Check each line for the word "ring" and give how many have it. Say nothing else.

▶ Available data
================

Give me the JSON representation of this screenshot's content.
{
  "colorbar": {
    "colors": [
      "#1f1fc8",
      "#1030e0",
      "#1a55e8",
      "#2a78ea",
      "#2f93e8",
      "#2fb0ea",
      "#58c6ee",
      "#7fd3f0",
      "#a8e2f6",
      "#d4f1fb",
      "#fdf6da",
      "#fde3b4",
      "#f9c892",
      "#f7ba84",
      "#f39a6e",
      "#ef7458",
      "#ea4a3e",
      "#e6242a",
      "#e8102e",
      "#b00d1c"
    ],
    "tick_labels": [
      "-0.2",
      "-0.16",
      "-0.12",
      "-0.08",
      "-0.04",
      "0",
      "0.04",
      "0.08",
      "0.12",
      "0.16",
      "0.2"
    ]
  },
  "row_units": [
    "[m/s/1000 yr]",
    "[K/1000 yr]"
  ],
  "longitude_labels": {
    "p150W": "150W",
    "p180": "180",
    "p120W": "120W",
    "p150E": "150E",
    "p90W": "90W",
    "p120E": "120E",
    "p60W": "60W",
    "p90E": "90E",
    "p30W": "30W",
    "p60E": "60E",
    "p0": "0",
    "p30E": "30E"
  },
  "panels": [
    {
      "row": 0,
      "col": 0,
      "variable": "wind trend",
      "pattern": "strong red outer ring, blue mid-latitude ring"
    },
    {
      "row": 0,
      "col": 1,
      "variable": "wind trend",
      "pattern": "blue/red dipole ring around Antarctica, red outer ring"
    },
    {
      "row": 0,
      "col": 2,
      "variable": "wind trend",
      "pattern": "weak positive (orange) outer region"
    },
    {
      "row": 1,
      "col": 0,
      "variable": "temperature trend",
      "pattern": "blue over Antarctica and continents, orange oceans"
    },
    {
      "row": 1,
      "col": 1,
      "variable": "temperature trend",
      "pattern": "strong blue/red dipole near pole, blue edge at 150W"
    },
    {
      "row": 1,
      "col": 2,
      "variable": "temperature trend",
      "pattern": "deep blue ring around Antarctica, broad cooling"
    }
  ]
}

================

▶ Full response
3